[Data records]
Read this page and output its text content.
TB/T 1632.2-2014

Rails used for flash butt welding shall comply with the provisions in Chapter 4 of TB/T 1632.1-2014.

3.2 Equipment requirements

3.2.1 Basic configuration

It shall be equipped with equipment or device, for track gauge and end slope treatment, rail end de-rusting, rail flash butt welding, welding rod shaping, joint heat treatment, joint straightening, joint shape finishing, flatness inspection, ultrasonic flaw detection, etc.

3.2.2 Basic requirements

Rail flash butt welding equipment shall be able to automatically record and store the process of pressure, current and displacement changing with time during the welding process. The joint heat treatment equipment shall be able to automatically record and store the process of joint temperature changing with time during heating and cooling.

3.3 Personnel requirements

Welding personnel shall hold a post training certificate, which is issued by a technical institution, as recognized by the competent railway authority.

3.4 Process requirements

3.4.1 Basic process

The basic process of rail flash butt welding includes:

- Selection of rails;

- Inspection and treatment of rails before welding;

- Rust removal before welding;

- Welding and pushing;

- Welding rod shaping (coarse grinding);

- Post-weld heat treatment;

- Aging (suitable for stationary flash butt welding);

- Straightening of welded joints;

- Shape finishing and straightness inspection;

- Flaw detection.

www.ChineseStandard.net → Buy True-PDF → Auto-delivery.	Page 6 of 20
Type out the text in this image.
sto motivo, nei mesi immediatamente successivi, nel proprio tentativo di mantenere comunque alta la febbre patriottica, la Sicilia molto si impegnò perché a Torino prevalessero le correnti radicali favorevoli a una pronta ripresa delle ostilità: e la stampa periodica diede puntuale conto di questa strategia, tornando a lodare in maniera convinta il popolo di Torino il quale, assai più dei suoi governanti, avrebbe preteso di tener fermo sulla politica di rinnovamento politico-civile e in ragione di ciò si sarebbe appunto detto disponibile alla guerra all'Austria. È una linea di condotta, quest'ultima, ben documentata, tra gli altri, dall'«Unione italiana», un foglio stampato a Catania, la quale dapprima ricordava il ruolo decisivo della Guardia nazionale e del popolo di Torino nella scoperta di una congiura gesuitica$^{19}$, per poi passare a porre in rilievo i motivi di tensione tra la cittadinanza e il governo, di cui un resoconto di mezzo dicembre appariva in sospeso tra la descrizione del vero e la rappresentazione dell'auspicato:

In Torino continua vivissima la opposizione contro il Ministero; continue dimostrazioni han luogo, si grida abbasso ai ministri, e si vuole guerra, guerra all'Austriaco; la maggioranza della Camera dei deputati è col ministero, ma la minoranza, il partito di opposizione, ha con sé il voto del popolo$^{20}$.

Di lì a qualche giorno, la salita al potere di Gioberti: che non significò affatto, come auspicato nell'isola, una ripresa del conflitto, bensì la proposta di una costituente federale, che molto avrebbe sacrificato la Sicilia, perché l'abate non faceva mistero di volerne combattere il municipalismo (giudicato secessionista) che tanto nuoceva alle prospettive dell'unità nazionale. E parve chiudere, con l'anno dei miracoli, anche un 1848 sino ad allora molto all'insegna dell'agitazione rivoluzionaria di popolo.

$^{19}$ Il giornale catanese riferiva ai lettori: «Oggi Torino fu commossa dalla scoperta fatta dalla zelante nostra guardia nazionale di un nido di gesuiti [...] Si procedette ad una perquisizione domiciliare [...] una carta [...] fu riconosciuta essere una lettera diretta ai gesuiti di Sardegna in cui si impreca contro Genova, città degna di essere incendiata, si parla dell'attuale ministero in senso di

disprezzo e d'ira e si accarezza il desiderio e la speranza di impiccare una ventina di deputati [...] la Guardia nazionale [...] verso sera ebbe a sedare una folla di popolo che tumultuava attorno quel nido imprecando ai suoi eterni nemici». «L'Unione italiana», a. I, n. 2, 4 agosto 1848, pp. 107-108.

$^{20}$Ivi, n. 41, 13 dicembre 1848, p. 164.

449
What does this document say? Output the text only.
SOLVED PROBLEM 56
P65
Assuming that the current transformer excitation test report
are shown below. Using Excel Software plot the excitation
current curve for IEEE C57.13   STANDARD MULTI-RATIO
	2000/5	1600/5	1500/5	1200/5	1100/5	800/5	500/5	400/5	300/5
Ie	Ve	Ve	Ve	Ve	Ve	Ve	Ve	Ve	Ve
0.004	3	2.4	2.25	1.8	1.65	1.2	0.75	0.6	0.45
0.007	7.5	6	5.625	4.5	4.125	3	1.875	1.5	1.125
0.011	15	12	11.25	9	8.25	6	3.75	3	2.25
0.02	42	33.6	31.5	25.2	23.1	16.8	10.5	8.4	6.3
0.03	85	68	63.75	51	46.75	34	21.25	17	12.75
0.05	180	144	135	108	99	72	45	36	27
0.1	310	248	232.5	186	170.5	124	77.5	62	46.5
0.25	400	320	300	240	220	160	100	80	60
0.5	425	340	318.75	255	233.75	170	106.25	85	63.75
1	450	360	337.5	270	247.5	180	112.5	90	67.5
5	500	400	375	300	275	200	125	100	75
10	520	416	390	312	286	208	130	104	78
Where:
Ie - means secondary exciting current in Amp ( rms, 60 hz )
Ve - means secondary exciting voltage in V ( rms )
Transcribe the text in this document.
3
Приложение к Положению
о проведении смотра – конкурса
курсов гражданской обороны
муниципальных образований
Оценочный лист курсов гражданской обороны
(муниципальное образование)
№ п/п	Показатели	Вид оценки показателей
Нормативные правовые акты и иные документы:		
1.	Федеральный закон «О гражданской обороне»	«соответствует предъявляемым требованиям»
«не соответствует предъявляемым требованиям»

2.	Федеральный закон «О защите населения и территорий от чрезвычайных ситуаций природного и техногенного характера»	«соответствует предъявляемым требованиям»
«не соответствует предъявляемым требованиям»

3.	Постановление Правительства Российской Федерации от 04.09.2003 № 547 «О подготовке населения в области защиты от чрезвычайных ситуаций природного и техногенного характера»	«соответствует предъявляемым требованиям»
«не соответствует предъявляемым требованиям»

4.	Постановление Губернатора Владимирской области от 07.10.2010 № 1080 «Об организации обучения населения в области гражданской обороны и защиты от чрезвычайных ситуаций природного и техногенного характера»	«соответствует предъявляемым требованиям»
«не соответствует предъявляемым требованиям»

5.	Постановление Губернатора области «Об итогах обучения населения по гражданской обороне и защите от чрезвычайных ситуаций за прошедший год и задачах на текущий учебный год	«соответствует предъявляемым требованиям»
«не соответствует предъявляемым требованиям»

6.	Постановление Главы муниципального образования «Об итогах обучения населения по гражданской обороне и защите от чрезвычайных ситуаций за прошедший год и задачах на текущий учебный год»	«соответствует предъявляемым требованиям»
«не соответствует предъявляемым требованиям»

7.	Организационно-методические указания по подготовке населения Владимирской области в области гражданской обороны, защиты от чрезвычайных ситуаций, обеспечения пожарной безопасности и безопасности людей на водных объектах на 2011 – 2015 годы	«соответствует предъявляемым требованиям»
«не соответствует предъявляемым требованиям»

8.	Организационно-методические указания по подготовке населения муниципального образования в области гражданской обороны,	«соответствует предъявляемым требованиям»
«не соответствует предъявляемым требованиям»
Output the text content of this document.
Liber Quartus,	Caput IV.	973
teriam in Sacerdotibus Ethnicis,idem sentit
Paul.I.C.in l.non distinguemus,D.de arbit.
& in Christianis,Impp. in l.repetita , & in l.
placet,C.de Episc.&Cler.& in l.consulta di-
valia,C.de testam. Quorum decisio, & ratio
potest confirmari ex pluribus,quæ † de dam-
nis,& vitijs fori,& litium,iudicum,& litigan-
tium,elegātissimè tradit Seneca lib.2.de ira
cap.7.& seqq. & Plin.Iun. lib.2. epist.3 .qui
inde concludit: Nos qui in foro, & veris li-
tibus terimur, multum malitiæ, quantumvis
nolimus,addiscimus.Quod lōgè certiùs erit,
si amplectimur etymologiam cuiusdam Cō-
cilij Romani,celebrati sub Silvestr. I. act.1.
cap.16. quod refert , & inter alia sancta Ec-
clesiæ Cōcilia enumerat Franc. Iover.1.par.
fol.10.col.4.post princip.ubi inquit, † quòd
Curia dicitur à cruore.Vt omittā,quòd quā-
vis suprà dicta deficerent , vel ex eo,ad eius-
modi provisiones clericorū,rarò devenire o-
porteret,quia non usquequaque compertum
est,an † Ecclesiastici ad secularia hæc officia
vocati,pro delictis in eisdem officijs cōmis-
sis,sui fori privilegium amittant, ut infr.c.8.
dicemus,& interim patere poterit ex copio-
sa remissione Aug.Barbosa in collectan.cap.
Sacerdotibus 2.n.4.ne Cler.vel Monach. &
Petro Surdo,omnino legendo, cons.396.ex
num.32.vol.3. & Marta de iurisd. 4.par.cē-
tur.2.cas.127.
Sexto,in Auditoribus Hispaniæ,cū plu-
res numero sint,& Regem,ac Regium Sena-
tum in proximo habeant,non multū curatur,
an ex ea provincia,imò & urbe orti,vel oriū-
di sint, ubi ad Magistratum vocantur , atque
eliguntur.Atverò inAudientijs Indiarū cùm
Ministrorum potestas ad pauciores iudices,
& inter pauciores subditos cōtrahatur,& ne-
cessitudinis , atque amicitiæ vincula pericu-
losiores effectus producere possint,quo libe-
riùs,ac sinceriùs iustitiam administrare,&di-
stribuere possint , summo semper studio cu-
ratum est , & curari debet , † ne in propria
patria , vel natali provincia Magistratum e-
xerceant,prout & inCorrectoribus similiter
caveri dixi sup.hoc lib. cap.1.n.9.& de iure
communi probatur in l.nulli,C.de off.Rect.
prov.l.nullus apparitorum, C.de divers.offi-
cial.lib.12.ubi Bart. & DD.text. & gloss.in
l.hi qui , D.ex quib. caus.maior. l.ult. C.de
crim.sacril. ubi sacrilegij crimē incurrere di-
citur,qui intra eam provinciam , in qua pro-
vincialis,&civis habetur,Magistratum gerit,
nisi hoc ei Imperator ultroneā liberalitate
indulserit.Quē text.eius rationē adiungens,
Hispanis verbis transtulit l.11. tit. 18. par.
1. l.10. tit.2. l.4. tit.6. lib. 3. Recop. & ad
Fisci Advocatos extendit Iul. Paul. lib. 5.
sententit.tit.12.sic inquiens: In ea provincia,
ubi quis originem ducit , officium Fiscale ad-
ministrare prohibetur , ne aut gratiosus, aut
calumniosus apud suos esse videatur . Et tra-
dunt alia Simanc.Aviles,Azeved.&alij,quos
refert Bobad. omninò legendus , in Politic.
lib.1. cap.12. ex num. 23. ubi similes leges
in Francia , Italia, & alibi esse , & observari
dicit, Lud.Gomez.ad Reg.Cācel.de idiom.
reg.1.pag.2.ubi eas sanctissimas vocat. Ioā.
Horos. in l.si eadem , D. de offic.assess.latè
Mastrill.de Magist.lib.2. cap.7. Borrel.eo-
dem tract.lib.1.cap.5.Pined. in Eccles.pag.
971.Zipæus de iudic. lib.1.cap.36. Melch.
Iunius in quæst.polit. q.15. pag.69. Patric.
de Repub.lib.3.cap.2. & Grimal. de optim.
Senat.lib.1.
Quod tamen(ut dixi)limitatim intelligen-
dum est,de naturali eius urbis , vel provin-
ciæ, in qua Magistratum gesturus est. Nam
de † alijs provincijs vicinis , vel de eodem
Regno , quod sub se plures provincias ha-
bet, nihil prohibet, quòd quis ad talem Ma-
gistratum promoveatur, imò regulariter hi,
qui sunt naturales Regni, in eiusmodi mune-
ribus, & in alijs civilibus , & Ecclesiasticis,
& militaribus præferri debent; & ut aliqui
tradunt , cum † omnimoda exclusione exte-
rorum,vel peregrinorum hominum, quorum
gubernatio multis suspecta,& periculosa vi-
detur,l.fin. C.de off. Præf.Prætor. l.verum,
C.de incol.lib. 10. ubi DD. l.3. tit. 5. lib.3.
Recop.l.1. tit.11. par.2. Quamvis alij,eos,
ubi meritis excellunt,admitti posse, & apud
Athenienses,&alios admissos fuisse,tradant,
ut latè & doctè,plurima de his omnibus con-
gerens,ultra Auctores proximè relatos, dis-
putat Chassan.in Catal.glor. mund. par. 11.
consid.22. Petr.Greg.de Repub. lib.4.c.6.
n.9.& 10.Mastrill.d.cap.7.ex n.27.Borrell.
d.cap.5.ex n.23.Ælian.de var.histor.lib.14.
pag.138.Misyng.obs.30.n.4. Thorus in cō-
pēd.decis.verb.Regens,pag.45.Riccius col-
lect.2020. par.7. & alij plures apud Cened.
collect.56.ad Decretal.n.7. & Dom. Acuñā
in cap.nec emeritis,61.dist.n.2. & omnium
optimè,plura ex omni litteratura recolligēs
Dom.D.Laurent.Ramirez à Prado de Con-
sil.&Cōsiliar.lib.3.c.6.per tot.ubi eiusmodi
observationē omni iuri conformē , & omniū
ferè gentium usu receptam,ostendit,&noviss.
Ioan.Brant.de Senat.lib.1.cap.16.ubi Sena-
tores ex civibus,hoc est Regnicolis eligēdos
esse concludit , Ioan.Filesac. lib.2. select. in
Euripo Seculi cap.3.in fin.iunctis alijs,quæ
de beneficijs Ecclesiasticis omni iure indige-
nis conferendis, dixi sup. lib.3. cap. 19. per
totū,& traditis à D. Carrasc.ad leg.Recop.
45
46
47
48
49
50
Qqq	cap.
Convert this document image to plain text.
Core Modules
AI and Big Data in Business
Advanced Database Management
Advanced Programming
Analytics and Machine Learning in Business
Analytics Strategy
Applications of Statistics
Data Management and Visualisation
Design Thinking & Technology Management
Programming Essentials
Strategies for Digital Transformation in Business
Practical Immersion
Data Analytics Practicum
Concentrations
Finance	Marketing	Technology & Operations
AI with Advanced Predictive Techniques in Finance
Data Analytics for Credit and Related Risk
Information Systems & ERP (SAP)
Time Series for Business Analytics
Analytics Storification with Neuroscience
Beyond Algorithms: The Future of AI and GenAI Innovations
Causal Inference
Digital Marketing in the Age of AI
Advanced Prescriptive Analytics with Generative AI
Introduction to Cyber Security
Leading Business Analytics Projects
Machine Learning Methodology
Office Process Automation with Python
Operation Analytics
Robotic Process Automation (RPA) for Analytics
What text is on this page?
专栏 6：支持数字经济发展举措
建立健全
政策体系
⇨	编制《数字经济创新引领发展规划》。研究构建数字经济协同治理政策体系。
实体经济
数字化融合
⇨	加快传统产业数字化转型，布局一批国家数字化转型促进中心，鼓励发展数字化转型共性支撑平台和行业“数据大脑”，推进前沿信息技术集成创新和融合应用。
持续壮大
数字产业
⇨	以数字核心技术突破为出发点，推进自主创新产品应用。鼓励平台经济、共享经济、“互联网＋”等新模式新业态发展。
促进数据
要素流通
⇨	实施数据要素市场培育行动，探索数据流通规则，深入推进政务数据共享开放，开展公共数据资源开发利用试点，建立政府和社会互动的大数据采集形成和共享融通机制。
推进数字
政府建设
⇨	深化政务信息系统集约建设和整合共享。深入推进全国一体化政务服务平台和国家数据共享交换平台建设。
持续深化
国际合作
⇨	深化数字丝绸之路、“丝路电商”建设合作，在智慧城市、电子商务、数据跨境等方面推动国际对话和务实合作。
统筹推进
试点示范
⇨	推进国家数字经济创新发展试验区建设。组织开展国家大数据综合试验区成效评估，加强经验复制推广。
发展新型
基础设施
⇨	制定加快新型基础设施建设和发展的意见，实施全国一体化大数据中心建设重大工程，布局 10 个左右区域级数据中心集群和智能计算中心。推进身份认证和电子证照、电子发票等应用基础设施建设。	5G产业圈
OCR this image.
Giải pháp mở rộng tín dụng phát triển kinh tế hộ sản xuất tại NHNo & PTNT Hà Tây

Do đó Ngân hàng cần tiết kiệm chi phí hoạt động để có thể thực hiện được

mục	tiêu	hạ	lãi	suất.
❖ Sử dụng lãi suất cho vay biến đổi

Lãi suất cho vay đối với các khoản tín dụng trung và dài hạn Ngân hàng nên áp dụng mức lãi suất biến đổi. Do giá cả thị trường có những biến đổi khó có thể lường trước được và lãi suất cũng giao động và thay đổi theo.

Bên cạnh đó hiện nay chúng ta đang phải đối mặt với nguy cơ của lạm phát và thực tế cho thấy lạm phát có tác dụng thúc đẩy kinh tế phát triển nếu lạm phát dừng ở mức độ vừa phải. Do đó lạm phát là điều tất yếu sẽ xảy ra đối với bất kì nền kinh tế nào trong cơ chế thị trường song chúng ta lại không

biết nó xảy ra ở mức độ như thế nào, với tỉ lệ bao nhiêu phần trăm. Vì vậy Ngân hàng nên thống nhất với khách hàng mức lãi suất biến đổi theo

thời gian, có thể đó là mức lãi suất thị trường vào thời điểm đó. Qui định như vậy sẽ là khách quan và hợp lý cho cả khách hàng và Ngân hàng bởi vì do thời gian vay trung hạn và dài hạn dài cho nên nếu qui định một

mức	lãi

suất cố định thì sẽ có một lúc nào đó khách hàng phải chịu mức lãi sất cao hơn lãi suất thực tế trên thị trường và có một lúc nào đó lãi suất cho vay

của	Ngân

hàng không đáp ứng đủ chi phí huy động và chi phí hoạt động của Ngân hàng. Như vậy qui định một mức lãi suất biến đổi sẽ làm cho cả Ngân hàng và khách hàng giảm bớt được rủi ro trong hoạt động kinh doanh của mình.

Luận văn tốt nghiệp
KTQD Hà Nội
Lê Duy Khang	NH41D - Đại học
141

== Written instruction ==
Filter out every line that lacks the word "this", and copy the rest.

== Problem solution ==
Read this page and output its text content.
Type out the text in this image.
What does this document say? Output the text only.
Transcribe the text in this document.
Output the text content of this document.
Convert this document image to plain text.
What text is on this page?
OCR this image.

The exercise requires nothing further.